(Figure record extracts)
══════════

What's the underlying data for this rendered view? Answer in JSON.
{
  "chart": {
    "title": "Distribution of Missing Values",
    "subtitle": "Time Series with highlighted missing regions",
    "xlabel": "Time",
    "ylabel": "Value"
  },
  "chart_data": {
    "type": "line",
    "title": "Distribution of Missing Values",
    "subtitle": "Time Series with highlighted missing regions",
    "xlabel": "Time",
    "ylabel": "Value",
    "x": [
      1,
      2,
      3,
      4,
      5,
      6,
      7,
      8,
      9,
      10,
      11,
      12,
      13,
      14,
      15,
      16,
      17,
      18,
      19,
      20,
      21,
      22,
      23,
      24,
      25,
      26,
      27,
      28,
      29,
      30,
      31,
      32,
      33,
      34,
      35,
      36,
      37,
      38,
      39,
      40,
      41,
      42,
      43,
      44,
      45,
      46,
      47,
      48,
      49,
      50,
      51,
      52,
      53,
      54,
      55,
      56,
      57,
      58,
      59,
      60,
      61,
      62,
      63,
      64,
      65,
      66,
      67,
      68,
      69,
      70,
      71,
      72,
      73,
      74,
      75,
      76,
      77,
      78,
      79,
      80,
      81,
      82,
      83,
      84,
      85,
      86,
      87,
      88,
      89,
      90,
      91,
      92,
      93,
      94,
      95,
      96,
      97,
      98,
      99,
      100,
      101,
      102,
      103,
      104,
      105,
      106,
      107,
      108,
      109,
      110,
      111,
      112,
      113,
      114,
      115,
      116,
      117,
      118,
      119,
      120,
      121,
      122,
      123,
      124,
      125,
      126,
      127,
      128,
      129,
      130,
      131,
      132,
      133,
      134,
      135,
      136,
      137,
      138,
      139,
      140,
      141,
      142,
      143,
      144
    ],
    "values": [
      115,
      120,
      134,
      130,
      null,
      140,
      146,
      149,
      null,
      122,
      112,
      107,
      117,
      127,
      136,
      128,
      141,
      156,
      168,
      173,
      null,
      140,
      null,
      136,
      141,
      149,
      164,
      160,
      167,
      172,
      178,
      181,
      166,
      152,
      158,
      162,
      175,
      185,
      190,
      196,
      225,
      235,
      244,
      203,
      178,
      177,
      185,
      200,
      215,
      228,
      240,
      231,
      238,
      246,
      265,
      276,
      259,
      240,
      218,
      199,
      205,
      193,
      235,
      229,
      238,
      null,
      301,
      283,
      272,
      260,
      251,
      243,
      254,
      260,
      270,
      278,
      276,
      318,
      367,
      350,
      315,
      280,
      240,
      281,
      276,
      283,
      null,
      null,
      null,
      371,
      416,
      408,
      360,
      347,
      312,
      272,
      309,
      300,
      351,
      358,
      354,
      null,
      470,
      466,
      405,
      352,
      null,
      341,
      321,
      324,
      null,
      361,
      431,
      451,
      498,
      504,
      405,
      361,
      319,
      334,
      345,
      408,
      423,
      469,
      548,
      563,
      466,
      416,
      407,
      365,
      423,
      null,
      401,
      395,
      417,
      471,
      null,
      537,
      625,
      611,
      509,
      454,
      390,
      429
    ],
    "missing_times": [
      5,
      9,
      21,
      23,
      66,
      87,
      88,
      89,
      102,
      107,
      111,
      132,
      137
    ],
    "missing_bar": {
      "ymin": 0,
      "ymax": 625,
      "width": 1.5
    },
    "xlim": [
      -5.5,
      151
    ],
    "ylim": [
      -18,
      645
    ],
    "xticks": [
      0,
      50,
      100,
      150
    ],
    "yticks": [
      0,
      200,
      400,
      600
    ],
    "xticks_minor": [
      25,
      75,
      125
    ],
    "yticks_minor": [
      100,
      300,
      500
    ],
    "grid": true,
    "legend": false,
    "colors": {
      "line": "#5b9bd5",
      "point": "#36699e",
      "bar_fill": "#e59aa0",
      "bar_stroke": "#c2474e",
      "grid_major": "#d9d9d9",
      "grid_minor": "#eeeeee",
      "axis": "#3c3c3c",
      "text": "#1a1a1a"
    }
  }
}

══════════

> _What to produce_: Your task is to reproduce the whole listing exactly.

> _Exercise solution_:
What's the underlying data for this rendered view? Answer in JSON.
{
  "chart": {
    "title": "Distribution of Missing Values",
    "subtitle": "Time Series with highlighted missing regions",
    "xlabel": "Time",
    "ylabel": "Value"
  },
  "chart_data": {
    "type": "line",
    "title": "Distribution of Missing Values",
    "subtitle": "Time Series with highlighted missing regions",
    "xlabel": "Time",
    "ylabel": "Value",
    "x": [
      1,
      2,
      3,
      4,
      5,
      6,
      7,
      8,
      9,
      10,
      11,
      12,
      13,
      14,
      15,
      16,
      17,
      18,
      19,
      20,
      21,
      22,
      23,
      24,
      25,
      26,
      27,
      28,
      29,
      30,
      31,
      32,
      33,
      34,
      35,
      36,
      37,
      38,
      39,
      40,
      41,
      42,
      43,
      44,
      45,
      46,
      47,
      48,
      49,
      50,
      51,
      52,
      53,
      54,
      55,
      56,
      57,
      58,
      59,
      60,
      61,
      62,
      63,
      64,
      65,
      66,
      67,
      68,
      69,
      70,
      71,
      72,
      73,
      74,
      75,
      76,
      77,
      78,
      79,
      80,
      81,
      82,
      83,
      84,
      85,
      86,
      87,
      88,
      89,
      90,
      91,
      92,
      93,
      94,
      95,
      96,
      97,
      98,
      99,
      100,
      101,
      102,
      103,
      104,
      105,
      106,
      107,
      108,
      109,
      110,
      111,
      112,
      113,
      114,
      115,
      116,
      117,
      118,
      119,
      120,
      121,
      122,
      123,
      124,
      125,
      126,
      127,
      128,
      129,
      130,
      131,
      132,
      133,
      134,
      135,
      136,
      137,
      138,
      139,
      140,
      141,
      142,
      143,
      144
    ],
    "values": [
      115,
      120,
      134,
      130,
      null,
      140,
      146,
      149,
      null,
      122,
      112,
      107,
      117,
      127,
      136,
      128,
      141,
      156,
      168,
      173,
      null,
      140,
      null,
      136,
      141,
      149,
      164,
      160,
      167,
      172,
      178,
      181,
      166,
      152,
      158,
      162,
      175,
      185,
      190,
      196,
      225,
      235,
      244,
      203,
      178,
      177,
      185,
      200,
      215,
      228,
      240,
      231,
      238,
      246,
      265,
      276,
      259,
      240,
      218,
      199,
      205,
      193,
      235,
      229,
      238,
      null,
      301,
      283,
      272,
      260,
      251,
      243,
      254,
      260,
      270,
      278,
      276,
      318,
      367,
      350,
      315,
      280,
      240,
      281,
      276,
      283,
      null,
      null,
      null,
      371,
      416,
      408,
      360,
      347,
      312,
      272,
      309,
      300,
      351,
      358,
      354,
      null,
      470,
      466,
      405,
      352,
      null,
      341,
      321,
      324,
      null,
      361,
      431,
      451,
      498,
      504,
      405,
      361,
      319,
      334,
      345,
      408,
      423,
      469,
      548,
      563,
      466,
      416,
      407,
      365,
      423,
      null,
      401,
      395,
      417,
      471,
      null,
      537,
      625,
      611,
      509,
      454,
      390,
      429
    ],
    "missing_times": [
      5,
      9,
      21,
      23,
      66,
      87,
      88,
      89,
      102,
      107,
      111,
      132,
      137
    ],
    "missing_bar": {
      "ymin": 0,
      "ymax": 625,
      "width": 1.5
    },
    "xlim": [
      -5.5,
      151
    ],
    "ylim": [
      -18,
      645
    ],
    "xticks": [
      0,
      50,
      100,
      150
    ],
    "yticks": [
      0,
      200,
      400,
      600
    ],
    "xticks_minor": [
      25,
      75,
      125
    ],
    "yticks_minor": [
      100,
      300,
      500
    ],
    "grid": true,
    "legend": false,
    "colors": {
      "line": "#5b9bd5",
      "point": "#36699e",
      "bar_fill": "#e59aa0",
      "bar_stroke": "#c2474e",
      "grid_major": "#d9d9d9",
      "grid_minor": "#eeeeee",
      "axis": "#3c3c3c",
      "text": "#1a1a1a"
    }
  }
}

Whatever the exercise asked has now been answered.